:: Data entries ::
· · · ·
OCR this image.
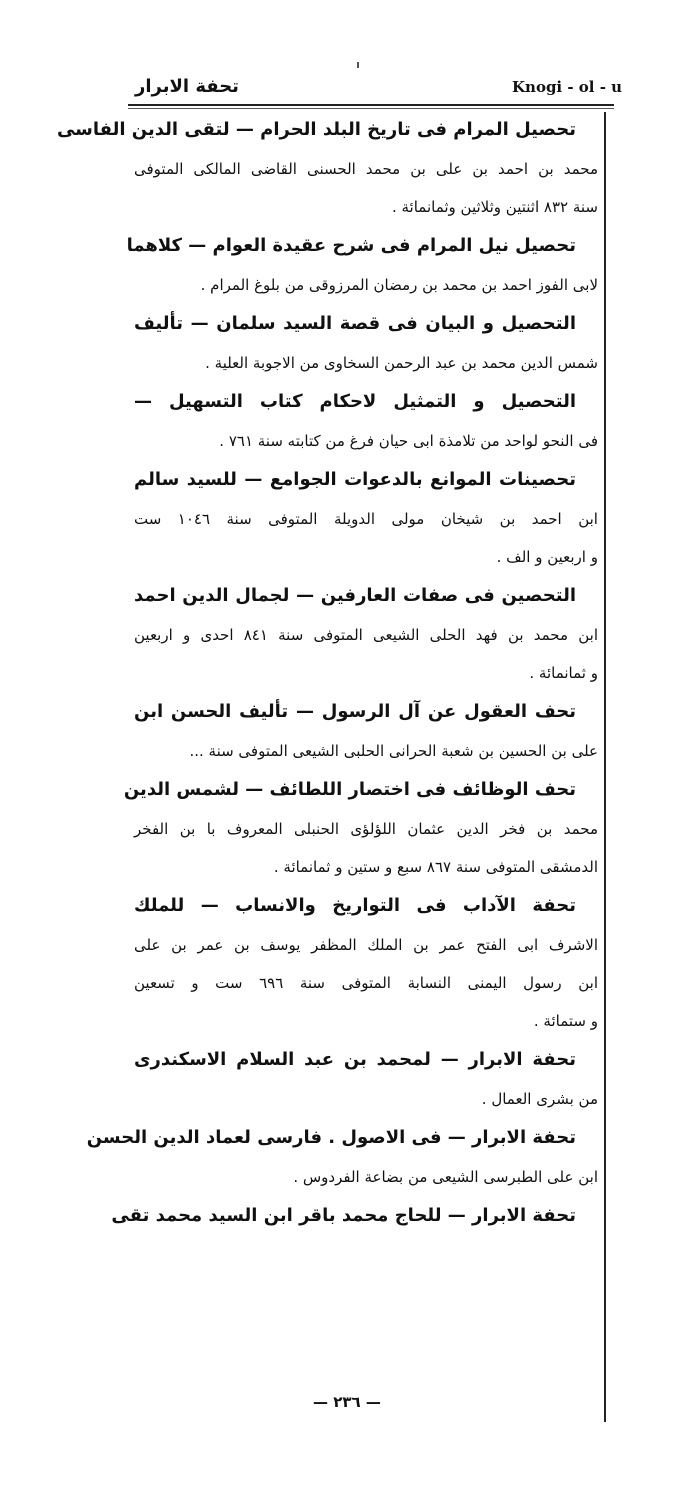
تحفة الابرار	Knogi - ol - u
تحصيل المرام فى تاريخ البلد الحرام — لتقى الدين الفاسى
محمد بن احمد بن على بن محمد الحسنى القاضى المالكى المتوفى
سنة ٨٣٢ اثنتين وثلاثين وثمانمائة .
تحصيل نيل المرام فى شرح عقيدة العوام — كلاهما
لابى الفوز احمد بن محمد بن رمضان المرزوقى من بلوغ المرام .
التحصيل و البيان فى قصة السيد سلمان — تأليف
شمس الدين محمد بن عبد الرحمن السخاوى من الاجوبة العلية .
التحصيل و التمثيل لاحكام كتاب التسهيل —
فى النحو لواحد من تلامذة ابى حيان فرغ من كتابته سنة ٧٦١ .
تحصينات الموانع بالدعوات الجوامع — للسيد سالم
ابن احمد بن شيخان مولى الدويلة المتوفى سنة ١٠٤٦ ست
و اربعين و الف .
التحصين فى صفات العارفين — لجمال الدين احمد
ابن محمد بن فهد الحلى الشيعى المتوفى سنة ٨٤١ احدى و اربعين
و ثمانمائة .
تحف العقول عن آل الرسول — تأليف الحسن ابن
على بن الحسين بن شعبة الحرانى الحلبى الشيعى المتوفى سنة ...
تحف الوظائف فى اختصار اللطائف — لشمس الدين
محمد بن فخر الدين عثمان اللؤلؤى الحنبلى المعروف با بن الفخر
الدمشقى المتوفى سنة ٨٦٧ سبع و ستين و ثمانمائة .
تحفة الآداب فى التواريخ والانساب — للملك
الاشرف ابى الفتح عمر بن الملك المظفر يوسف بن عمر بن على
ابن رسول اليمنى النسابة المتوفى سنة ٦٩٦ ست و تسعين
و ستمائة .
تحفة الابرار — لمحمد بن عبد السلام الاسكندرى
من بشرى العمال .
تحفة الابرار — فى الاصول . فارسى لعماد الدين الحسن
ابن على الطبرسى الشيعى من بضاعة الفردوس .
تحفة الابرار — للحاج محمد باقر ابن السيد محمد تقى
— ٢٣٦ —
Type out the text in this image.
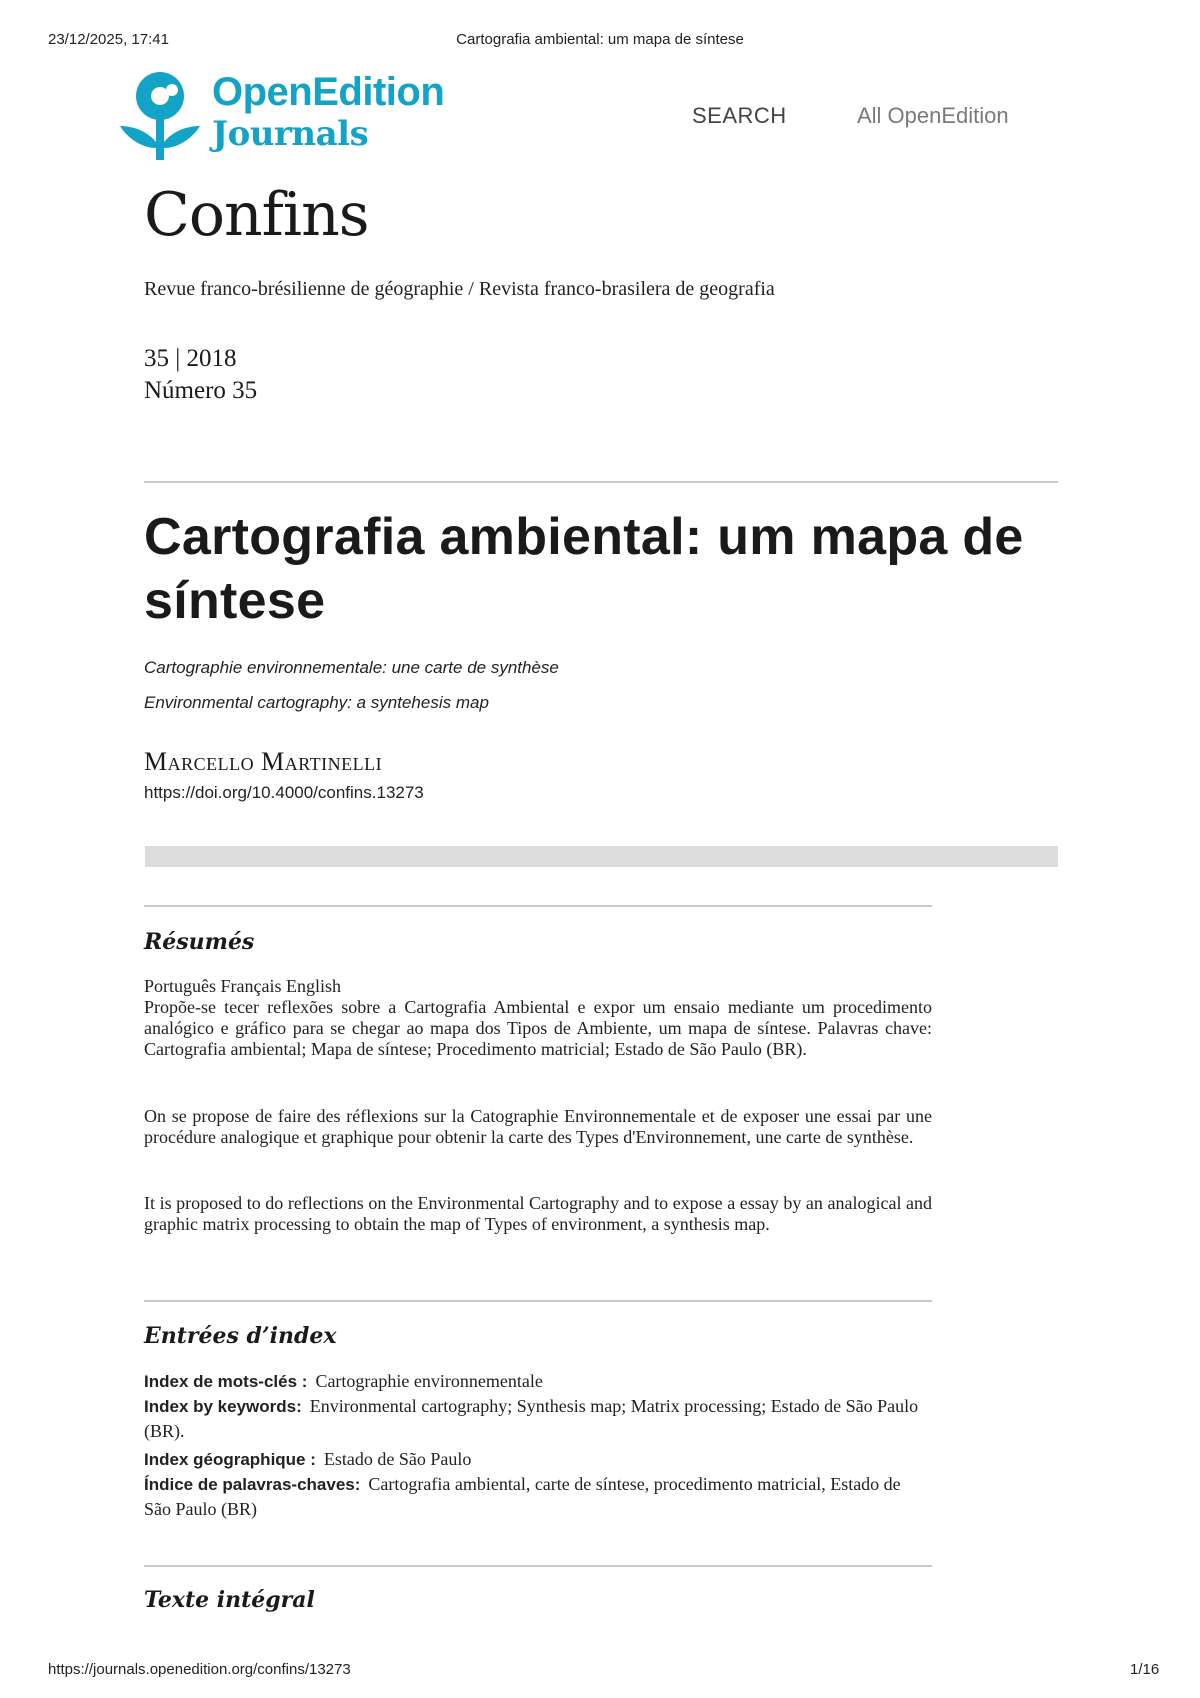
23/12/2025, 17:41	Cartografia ambiental: um mapa de síntese
OpenEdition
Journals	SEARCH	All OpenEdition
Confins
Revue franco-brésilienne de géographie / Revista franco-brasilera de geografia
35 | 2018
Número 35
Cartografia ambiental: um mapa de síntese
Cartographie environnementale: une carte de synthèse
Environmental cartography: a syntehesis map
Marcello Martinelli
https://doi.org/10.4000/confins.13273
Résumés
Português Français English
Propõe-se tecer reflexões sobre a Cartografia Ambiental e expor um ensaio mediante um procedimento analógico e gráfico para se chegar ao mapa dos Tipos de Ambiente, um mapa de síntese. Palavras chave: Cartografia ambiental; Mapa de síntese; Procedimento matricial; Estado de São Paulo (BR).
On se propose de faire des réflexions sur la Catographie Environnementale et de exposer une essai par une procédure analogique et graphique pour obtenir la carte des Types d'Environnement, une carte de synthèse.
It is proposed to do reflections on the Environmental Cartography and to expose a essay by an analogical and graphic matrix processing to obtain the map of Types of environment, a synthesis map.
Entrées d’index
Index de mots-clés : Cartographie environnementale
Index by keywords: Environmental cartography; Synthesis map; Matrix processing; Estado de São Paulo (BR).
Index géographique : Estado de São Paulo
Índice de palavras-chaves: Cartografia ambiental, carte de síntese, procedimento matricial, Estado de São Paulo (BR)
Texte intégral
https://journals.openedition.org/confins/13273	1/16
· · · ·
:: The exercise ::
Starting at the line that contains "Type out the text in this image.", retype each line through the final one in the listing, with both ends kept and the pictures omitted.

:: Solution ::
Type out the text in this image.
23/12/2025, 17:41	Cartografia ambiental: um mapa de síntese
OpenEdition
Journals	SEARCH	All OpenEdition
Confins
Revue franco-brésilienne de géographie / Revista franco-brasilera de geografia
35 | 2018
Número 35
Cartografia ambiental: um mapa de síntese
Cartographie environnementale: une carte de synthèse
Environmental cartography: a syntehesis map
Marcello Martinelli
https://doi.org/10.4000/confins.13273
Résumés
Português Français English
Propõe-se tecer reflexões sobre a Cartografia Ambiental e expor um ensaio mediante um procedimento analógico e gráfico para se chegar ao mapa dos Tipos de Ambiente, um mapa de síntese. Palavras chave: Cartografia ambiental; Mapa de síntese; Procedimento matricial; Estado de São Paulo (BR).
On se propose de faire des réflexions sur la Catographie Environnementale et de exposer une essai par une procédure analogique et graphique pour obtenir la carte des Types d'Environnement, une carte de synthèse.
It is proposed to do reflections on the Environmental Cartography and to expose a essay by an analogical and graphic matrix processing to obtain the map of Types of environment, a synthesis map.
Entrées d’index
Index de mots-clés : Cartographie environnementale
Index by keywords: Environmental cartography; Synthesis map; Matrix processing; Estado de São Paulo (BR).
Index géographique : Estado de São Paulo
Índice de palavras-chaves: Cartografia ambiental, carte de síntese, procedimento matricial, Estado de São Paulo (BR)
Texte intégral
https://journals.openedition.org/confins/13273	1/16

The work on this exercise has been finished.